Which is healthier, olive oil or coconut oil?

Which is healthier, olive oil or coconut oil

Coconut oil is gaining prestige among people interested in healthy and natural food. Can you say that it is healthier than olive oil?

Which is healthier, olive oil or coconut oil

The extra virgin olive oil has in its favor that it is part of the healthy Mediterranean diet and hundreds of scientific studies that prove its properties. Coconut oil, on the other hand, is a recent discovery for science and there is still no consensus on its benefits. However, the popularity of coconut oil is growing among people interested in natural and healthy food.

Nutritionist Emily Gelsomin writes on the Harvard University blog that scientific studies indicate that vegetable oils are generally preferable to animal-based fats, especially for heart health.


Gelsomin believes that the goodness of olive oil is proven by studies carried out in European populations. He mentions a recent study, published in the Journal of the American College of Cardiology that proves how replacing margarine, butter or mayonnaise with olive oil reduces the risk of cardiovascular disease.

According to this work, the benefits begin to occur from the consumption of half a tablespoon of olive oil a day. And by increasing the dose, the positive effects are increased. In Europe the average consumption is three tablespoons a day.

Specifically, it is known that olive oil reduces inflammation that contributes to the progression of cardiovascular diseases thanks to its polyphenol content. These antioxidant compounds are abundantly present in extra virgin olive oil (EVOO), which is obtained by cold pressing, without resorting to chemical solvents.


Proponents of coconut oil cite the medium-chain saturated fatty acids it contains as the beneficial agents. They claim that these fats offer advantages in relation to weight loss and cholesterol control. Although these properties have been shown in scientific studies with a small sample size, there is other research that contradicts them. Many nutritionists who continue to think that these are undesirable saturated fats.

Gelsamin believes that the key may lie in the quality of the coconut oil used in the studies. Coconut is a staple in the traditional diet of Asian populations and only beneficial effects have been observed there. That is, there are not as many cholesterol problems as in European countries or the United States. But in these communities, natural coconut is consumed, unprocessed. Coconut pulp is also rich in fiber.

An essay published in BMJ Open shows that extra virgin (unrefined) coconut oil does not increase LDL cholesterol and its effect is comparable to EVOO, and always better than that of cow’s milk butter.

Gelsomin concludes that extra virgin olive oil continues to be the primary fat of choice in Western diets. However, coconut oil from the first cold pressing and, if possible, from organic production, is a food that is recommended in principle.

(Page layout parsing data)
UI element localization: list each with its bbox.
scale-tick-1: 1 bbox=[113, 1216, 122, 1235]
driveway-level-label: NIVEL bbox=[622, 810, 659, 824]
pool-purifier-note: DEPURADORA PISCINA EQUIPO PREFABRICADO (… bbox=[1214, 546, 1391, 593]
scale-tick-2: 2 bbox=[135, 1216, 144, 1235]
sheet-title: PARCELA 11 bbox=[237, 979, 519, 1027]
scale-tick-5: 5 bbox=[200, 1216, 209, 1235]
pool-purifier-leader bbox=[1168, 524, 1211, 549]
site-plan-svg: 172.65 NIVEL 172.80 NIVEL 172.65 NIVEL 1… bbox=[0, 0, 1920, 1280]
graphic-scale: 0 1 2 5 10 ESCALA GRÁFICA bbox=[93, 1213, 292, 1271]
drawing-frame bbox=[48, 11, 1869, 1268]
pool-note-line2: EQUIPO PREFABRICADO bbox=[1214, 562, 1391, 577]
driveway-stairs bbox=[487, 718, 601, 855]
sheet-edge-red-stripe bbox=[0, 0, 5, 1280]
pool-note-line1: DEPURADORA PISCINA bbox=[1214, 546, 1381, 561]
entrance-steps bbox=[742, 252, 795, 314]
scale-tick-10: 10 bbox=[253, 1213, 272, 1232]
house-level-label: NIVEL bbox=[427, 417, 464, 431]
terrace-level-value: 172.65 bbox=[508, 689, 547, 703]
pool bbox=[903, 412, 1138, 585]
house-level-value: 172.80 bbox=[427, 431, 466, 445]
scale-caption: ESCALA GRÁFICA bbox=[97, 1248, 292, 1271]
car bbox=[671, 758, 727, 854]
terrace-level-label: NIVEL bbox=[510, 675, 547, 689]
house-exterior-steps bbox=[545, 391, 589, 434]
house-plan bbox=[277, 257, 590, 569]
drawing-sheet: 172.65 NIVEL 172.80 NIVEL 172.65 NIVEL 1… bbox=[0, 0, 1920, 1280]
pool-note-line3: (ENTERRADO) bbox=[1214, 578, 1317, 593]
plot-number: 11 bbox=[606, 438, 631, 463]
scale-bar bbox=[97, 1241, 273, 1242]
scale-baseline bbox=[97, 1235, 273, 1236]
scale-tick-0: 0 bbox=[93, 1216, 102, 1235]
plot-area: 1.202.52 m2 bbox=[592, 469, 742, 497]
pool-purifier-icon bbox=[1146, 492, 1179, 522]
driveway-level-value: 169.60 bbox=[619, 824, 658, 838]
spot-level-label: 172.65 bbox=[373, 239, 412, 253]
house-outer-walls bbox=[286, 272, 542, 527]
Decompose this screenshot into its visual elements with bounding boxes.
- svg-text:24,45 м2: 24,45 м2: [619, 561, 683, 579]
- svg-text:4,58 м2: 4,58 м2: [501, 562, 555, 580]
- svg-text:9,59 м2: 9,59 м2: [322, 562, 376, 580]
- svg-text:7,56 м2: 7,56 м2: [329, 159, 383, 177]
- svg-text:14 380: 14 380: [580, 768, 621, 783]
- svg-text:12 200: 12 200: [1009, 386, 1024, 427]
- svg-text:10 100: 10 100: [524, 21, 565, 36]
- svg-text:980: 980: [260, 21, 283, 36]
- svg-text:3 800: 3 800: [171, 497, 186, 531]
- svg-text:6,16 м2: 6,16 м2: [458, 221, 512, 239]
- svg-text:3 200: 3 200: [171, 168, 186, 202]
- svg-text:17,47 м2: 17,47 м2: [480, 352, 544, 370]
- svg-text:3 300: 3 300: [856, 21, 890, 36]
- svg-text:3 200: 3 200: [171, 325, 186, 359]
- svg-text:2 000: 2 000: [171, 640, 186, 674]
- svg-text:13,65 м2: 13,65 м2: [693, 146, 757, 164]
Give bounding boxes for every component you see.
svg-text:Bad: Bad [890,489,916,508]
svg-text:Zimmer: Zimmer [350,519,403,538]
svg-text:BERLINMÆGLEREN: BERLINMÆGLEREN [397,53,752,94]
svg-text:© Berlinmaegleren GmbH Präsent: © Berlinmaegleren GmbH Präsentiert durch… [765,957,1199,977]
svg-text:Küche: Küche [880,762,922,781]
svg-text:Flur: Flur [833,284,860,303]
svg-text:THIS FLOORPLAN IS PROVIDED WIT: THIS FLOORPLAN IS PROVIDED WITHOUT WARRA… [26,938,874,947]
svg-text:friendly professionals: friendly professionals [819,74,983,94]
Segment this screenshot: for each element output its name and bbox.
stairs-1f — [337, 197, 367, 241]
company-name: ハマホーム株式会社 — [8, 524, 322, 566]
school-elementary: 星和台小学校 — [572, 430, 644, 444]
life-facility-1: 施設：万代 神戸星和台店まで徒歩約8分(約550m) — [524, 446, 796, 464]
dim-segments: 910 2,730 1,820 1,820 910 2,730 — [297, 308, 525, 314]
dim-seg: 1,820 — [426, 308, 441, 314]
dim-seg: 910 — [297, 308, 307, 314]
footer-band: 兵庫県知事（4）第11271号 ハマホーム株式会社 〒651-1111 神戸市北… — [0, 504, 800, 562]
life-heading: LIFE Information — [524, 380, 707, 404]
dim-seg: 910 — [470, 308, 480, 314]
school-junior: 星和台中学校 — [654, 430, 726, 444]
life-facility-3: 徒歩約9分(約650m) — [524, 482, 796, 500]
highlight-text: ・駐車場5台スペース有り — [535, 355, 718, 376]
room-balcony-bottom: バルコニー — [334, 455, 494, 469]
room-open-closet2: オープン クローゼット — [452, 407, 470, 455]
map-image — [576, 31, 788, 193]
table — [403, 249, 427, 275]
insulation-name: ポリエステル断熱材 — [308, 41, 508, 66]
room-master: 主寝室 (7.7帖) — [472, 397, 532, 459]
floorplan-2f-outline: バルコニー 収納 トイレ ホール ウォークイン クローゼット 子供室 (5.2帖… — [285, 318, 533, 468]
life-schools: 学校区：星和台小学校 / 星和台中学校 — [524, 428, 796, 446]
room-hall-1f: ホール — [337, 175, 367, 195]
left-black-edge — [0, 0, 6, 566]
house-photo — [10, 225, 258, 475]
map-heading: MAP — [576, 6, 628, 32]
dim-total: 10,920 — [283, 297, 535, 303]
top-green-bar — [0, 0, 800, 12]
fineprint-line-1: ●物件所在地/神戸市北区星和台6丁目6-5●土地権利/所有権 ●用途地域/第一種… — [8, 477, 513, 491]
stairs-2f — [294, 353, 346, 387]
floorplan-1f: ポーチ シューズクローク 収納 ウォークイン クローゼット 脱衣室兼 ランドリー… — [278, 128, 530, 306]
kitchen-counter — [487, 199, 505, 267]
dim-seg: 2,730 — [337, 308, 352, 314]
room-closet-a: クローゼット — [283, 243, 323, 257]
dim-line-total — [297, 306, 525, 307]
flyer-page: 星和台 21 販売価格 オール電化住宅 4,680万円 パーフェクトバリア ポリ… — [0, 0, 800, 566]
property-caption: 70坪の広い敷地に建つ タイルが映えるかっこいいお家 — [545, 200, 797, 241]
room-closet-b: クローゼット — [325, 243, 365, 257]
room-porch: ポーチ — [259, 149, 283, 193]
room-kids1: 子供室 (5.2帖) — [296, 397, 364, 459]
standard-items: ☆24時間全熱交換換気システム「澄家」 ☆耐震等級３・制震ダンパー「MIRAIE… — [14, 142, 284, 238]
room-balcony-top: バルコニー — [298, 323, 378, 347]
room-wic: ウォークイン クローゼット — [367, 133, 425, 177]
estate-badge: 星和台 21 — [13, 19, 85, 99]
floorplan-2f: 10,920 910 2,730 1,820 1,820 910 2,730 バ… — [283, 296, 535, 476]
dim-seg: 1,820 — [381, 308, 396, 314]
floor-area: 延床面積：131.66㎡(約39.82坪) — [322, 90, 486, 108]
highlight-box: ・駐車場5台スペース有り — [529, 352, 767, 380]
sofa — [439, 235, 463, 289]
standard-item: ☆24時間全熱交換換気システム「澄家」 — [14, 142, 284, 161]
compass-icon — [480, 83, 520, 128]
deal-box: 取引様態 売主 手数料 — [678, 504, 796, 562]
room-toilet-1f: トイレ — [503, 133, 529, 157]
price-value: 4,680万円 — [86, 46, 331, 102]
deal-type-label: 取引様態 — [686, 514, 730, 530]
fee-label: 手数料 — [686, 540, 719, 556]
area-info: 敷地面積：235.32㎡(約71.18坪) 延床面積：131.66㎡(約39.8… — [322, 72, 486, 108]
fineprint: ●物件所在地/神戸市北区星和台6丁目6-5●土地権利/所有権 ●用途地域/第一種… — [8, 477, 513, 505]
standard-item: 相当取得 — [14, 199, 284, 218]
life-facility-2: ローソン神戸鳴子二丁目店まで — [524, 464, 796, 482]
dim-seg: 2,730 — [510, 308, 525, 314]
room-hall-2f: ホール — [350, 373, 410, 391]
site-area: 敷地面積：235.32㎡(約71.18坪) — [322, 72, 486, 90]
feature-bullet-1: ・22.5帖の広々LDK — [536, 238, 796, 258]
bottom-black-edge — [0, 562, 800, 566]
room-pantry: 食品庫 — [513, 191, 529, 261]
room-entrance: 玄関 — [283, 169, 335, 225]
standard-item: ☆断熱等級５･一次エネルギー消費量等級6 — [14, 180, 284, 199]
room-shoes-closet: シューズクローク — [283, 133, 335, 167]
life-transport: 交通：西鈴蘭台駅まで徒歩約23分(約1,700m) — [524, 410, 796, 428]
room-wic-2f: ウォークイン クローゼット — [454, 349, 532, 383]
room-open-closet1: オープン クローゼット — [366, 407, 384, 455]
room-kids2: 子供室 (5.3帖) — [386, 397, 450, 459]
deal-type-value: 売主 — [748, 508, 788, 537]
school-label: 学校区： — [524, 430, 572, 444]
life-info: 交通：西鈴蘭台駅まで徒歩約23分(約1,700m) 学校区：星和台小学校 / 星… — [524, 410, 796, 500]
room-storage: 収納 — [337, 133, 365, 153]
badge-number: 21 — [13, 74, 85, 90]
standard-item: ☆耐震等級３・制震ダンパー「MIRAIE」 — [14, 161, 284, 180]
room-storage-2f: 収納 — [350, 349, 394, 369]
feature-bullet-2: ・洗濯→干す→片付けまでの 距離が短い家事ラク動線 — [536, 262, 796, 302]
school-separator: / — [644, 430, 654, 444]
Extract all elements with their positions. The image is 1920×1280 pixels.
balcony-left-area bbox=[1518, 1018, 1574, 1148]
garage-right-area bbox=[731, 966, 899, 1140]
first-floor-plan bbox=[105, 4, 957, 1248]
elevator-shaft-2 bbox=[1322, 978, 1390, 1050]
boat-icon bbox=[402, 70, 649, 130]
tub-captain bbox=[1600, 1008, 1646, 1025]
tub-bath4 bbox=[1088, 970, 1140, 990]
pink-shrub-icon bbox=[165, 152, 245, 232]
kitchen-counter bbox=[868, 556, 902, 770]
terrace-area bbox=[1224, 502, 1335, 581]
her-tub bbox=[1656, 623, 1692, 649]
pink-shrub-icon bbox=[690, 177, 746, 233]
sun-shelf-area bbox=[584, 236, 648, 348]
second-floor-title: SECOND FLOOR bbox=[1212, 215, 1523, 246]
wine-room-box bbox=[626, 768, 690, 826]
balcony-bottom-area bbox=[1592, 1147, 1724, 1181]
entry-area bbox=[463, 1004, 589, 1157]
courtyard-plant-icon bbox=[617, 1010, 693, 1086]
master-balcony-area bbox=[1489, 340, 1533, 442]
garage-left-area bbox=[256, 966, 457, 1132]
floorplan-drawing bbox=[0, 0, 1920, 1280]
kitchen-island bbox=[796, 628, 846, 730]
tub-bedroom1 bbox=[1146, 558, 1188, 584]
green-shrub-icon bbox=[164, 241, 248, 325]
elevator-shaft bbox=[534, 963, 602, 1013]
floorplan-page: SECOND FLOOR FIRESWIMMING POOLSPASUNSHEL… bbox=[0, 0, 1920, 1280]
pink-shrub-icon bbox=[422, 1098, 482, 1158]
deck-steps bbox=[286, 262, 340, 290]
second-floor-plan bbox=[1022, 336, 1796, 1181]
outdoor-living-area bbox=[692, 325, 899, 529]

Work instructions:
1. Answer these questions about the olive oil and coconut oil article:
(a) In which journal was the study on replacing margarine, butter or mayonnaise with olive oil published?
(b) What is the average daily consumption of olive oil in Europe?
(c) Where was the essay on extra virgin coconut oil and LDL cholesterol published?
2. Revise the olive oil and coconut oil article from "The extra virgin" and going on through "for heart health.", swapping "vegetable oils" for "plant oils".

Solutions by task:
1.
(a) The Journal of the American College of Cardiology
(b) Three tablespoons a day
(c) BMJ Open

2.
The extra virgin olive oil has in its favor that it is part of the healthy Mediterranean diet and hundreds of scientific studies that prove its properties. Coconut oil, on the other hand, is a recent discovery for science and there is still no consensus on its benefits. However, the popularity of coconut oil is growing among people interested in natural and healthy food.

Nutritionist Emily Gelsomin writes on the Harvard University blog that scientific studies indicate that plant oils are generally preferable to animal-based fats, especially for heart health.